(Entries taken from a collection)

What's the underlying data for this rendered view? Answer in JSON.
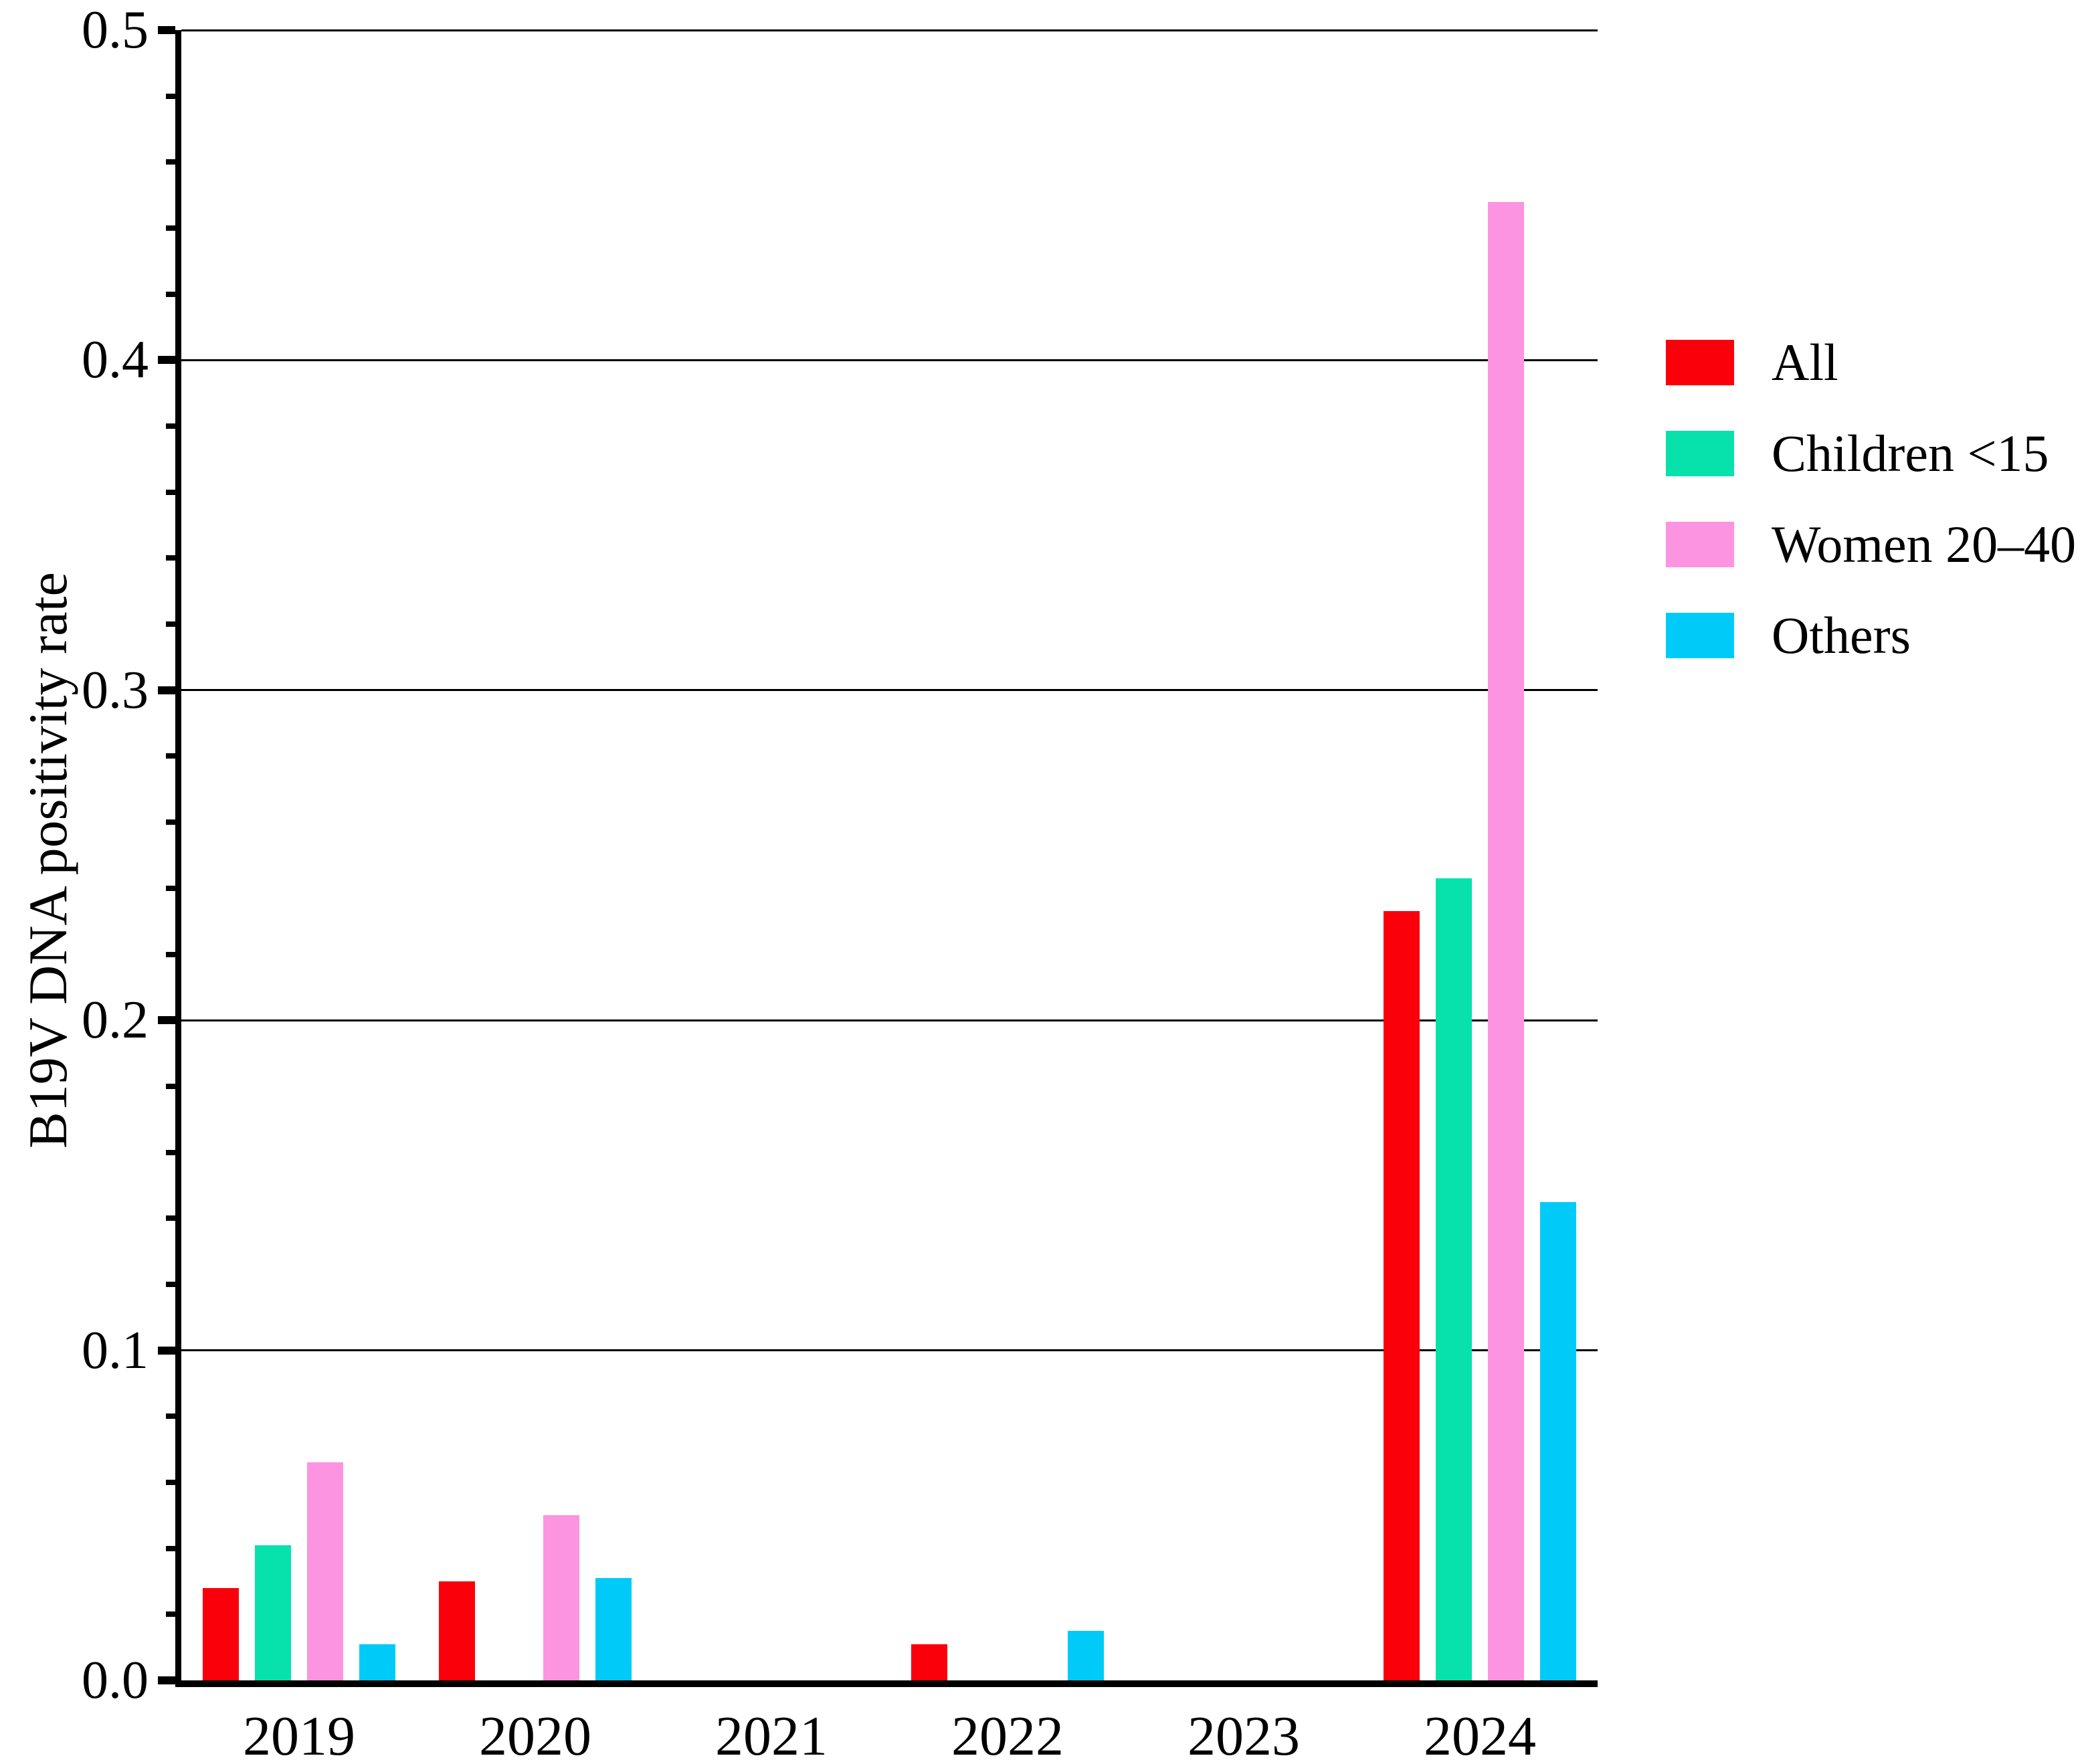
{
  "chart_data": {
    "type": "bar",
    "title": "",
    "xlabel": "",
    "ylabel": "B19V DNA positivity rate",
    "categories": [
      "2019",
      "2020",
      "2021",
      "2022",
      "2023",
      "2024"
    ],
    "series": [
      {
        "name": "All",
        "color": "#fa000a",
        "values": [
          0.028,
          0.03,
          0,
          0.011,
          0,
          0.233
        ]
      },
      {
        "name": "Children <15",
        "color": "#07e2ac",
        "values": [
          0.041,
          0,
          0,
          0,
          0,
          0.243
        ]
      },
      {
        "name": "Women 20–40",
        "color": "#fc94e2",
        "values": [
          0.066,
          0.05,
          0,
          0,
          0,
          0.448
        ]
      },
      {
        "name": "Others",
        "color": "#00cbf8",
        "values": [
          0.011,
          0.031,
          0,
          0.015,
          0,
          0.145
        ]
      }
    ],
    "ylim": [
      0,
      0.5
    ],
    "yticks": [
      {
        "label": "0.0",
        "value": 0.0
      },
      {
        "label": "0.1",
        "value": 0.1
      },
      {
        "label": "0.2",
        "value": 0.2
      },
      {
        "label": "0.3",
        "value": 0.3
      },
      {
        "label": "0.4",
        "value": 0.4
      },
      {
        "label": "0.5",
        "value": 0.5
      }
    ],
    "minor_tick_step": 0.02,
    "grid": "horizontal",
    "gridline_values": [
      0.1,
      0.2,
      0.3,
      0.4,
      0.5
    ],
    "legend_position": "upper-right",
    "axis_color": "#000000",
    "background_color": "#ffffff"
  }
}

...

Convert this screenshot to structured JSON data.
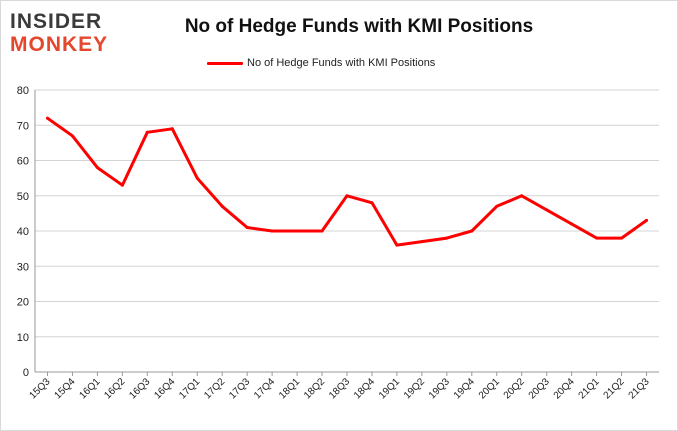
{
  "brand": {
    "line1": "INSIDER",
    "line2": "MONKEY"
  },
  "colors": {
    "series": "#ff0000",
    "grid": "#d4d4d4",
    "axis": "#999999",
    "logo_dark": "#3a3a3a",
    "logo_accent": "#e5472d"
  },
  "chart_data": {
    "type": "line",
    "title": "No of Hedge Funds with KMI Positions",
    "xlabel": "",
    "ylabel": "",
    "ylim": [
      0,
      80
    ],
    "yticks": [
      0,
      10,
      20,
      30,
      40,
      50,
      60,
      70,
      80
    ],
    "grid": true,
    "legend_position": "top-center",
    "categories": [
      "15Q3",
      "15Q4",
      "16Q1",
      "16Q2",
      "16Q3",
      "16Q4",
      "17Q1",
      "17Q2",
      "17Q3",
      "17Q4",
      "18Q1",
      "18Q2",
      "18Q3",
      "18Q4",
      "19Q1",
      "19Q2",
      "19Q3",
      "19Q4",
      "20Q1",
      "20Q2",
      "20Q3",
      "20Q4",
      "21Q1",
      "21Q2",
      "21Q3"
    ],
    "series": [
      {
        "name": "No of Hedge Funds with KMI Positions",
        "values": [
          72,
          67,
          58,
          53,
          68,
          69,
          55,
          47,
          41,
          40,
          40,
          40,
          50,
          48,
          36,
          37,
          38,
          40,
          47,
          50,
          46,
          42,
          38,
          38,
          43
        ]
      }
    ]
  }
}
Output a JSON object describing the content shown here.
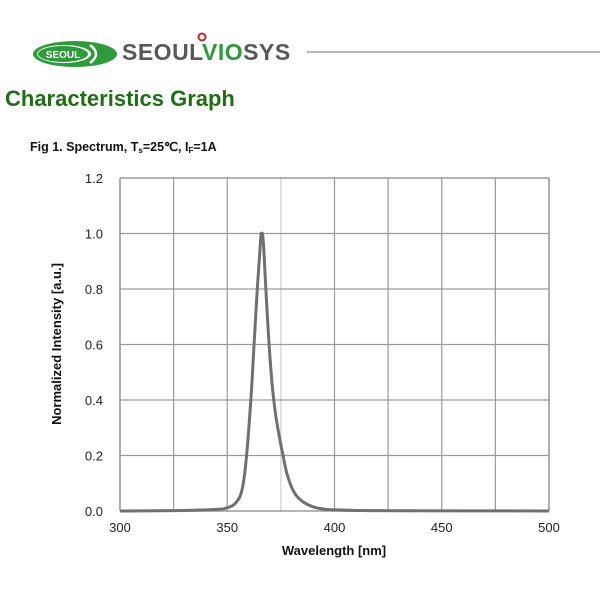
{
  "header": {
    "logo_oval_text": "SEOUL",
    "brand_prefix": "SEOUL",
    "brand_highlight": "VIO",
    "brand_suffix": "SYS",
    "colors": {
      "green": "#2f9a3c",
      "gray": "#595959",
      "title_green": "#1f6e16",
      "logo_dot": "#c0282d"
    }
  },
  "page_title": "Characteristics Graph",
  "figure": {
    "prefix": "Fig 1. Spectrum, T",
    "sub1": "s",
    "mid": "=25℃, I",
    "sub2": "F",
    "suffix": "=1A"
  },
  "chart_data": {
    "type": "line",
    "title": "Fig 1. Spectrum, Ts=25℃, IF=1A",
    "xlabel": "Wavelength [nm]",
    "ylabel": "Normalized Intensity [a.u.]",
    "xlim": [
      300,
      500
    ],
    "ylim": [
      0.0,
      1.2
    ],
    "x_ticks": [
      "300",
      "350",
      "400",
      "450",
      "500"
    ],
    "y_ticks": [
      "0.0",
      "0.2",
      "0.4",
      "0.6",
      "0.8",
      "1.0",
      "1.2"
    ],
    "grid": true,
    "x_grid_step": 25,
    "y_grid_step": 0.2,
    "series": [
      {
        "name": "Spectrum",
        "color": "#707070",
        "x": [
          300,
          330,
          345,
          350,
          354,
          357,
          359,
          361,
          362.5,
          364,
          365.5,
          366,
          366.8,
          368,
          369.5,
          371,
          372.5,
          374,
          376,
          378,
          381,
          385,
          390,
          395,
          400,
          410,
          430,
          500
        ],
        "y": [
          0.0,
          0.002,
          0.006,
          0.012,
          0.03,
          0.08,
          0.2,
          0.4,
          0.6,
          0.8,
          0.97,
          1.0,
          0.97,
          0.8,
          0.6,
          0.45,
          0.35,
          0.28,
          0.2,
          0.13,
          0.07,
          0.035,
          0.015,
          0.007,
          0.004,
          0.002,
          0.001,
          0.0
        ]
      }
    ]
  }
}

...

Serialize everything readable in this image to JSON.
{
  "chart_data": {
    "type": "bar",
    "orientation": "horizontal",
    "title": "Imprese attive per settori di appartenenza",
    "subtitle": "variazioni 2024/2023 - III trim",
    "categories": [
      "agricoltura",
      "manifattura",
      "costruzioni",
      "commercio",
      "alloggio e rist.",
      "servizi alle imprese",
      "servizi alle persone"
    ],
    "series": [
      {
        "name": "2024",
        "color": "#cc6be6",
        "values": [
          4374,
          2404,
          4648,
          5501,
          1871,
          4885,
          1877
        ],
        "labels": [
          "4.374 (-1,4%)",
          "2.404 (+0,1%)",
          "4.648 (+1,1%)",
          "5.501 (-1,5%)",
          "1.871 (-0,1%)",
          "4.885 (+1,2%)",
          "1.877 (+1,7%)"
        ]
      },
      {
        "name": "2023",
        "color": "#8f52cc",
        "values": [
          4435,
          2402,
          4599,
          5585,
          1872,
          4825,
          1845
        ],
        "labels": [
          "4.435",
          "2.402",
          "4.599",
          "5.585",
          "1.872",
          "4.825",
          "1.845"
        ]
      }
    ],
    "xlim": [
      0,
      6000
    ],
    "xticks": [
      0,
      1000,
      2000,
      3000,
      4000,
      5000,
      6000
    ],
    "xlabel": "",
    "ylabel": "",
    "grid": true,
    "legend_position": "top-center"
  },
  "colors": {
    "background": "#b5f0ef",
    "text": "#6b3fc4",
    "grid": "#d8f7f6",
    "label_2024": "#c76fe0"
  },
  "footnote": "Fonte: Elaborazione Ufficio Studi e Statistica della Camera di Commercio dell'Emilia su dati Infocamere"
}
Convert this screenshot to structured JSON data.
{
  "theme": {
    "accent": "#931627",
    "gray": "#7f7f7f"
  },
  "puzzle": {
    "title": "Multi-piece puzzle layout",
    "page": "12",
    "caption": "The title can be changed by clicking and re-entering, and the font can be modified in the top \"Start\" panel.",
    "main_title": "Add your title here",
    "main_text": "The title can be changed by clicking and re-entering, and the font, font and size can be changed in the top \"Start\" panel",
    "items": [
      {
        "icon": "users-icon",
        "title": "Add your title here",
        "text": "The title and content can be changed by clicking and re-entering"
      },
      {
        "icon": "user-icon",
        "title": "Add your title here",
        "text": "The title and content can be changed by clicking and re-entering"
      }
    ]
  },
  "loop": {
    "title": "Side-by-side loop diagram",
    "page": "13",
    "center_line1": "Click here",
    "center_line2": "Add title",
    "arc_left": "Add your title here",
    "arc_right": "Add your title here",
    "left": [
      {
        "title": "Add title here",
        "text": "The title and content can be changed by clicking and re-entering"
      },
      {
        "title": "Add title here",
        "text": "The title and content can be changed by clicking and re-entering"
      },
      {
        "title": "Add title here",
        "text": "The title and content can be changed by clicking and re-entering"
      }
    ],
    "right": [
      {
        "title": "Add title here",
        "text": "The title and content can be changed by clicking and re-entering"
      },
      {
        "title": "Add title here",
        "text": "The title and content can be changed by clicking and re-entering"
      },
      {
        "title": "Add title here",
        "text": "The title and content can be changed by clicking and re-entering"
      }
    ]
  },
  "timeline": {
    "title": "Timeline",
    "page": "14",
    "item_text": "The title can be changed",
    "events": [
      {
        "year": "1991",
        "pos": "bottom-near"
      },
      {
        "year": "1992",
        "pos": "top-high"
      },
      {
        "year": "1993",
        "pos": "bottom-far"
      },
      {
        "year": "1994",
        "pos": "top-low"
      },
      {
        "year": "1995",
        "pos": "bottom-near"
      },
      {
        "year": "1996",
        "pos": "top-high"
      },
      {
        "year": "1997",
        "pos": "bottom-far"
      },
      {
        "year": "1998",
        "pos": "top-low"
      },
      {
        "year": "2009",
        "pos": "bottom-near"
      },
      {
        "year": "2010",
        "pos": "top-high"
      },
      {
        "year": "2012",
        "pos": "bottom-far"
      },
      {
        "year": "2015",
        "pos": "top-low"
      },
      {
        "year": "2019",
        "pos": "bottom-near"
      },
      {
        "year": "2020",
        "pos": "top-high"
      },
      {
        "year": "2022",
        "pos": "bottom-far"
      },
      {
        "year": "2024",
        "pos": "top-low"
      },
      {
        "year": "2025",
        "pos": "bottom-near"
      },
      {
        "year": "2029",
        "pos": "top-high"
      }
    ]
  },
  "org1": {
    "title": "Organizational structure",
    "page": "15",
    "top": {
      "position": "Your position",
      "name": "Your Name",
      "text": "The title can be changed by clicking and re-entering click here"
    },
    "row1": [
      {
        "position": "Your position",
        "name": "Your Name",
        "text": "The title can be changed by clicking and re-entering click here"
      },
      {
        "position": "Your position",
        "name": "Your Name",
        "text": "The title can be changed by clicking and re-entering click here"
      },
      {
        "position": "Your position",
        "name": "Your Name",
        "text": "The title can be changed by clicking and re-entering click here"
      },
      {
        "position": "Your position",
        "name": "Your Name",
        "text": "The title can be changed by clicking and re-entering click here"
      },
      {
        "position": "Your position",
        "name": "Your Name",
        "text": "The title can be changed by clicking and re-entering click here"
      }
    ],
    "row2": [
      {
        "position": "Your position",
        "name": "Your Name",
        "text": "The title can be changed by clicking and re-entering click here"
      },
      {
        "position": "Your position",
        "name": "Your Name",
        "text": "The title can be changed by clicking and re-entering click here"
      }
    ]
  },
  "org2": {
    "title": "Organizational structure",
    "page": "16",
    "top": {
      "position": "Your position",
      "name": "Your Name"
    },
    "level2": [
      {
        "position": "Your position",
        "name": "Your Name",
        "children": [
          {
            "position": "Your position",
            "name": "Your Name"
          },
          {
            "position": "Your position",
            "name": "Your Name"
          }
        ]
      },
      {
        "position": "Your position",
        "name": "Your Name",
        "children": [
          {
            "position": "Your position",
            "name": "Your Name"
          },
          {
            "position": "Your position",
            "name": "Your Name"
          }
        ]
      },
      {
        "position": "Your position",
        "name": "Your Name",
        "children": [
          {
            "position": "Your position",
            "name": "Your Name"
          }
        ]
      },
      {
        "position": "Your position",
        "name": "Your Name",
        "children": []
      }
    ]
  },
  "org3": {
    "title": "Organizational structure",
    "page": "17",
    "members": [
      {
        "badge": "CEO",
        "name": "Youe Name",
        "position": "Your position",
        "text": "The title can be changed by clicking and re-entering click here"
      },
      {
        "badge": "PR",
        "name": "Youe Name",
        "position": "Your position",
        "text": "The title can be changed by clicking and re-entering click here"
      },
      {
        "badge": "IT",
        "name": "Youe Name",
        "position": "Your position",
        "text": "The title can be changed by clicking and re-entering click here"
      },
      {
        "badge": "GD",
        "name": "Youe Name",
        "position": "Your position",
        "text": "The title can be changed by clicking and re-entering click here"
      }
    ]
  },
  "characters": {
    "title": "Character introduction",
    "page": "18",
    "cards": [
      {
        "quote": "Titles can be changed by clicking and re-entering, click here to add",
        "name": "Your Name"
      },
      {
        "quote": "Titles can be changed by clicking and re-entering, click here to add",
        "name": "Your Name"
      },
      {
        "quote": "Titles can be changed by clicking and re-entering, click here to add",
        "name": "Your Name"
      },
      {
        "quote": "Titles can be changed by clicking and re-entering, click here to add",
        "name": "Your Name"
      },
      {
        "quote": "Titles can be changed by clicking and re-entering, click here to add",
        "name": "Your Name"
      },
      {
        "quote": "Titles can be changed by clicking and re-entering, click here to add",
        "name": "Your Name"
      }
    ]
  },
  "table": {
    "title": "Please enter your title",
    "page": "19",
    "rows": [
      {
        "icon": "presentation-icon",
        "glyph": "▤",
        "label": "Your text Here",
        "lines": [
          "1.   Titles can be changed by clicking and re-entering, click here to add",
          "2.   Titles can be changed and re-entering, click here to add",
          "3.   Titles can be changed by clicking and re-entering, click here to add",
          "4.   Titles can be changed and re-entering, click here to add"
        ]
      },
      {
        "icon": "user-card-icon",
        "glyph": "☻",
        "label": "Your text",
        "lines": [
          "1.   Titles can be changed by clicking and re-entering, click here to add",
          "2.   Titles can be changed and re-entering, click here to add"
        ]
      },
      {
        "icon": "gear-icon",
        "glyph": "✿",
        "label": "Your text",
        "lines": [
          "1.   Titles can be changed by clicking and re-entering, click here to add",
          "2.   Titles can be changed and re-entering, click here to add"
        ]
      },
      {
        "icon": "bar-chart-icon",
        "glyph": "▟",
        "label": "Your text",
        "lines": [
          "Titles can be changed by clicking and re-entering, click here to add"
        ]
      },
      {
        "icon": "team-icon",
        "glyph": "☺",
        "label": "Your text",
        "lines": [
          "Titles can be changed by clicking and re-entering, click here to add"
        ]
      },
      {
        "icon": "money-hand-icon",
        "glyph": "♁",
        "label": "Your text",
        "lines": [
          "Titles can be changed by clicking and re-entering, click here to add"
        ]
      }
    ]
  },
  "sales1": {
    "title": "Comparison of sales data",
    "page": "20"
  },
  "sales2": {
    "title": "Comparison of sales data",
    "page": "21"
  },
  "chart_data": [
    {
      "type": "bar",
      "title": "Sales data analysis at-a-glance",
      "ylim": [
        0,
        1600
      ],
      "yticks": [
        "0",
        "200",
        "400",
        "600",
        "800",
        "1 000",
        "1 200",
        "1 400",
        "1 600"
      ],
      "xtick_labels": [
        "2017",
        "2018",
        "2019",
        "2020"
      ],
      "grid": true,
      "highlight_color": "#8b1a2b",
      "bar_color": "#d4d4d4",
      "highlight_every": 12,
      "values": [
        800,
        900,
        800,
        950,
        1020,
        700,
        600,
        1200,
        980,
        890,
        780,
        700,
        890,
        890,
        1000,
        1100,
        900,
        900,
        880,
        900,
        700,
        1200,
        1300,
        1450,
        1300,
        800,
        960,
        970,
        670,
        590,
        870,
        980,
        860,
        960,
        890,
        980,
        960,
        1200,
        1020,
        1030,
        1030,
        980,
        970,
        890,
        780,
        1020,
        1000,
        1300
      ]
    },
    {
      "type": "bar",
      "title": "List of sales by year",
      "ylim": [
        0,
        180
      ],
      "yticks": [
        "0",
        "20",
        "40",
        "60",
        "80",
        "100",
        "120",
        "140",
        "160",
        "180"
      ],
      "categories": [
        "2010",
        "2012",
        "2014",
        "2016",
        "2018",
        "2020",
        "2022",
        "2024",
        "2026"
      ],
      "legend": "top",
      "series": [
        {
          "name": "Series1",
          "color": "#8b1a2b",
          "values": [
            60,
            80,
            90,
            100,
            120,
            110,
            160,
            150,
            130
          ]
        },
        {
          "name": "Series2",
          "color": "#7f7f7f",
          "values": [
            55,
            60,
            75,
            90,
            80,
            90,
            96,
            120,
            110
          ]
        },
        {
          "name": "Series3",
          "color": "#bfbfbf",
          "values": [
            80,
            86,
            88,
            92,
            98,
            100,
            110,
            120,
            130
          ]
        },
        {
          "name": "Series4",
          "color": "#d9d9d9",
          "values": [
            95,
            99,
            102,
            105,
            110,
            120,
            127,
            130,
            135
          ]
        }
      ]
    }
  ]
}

→ EXERCISE GOAL
How many lines of these entries contain the string "Funds"? Reply with the number alone.

→ RESULT
2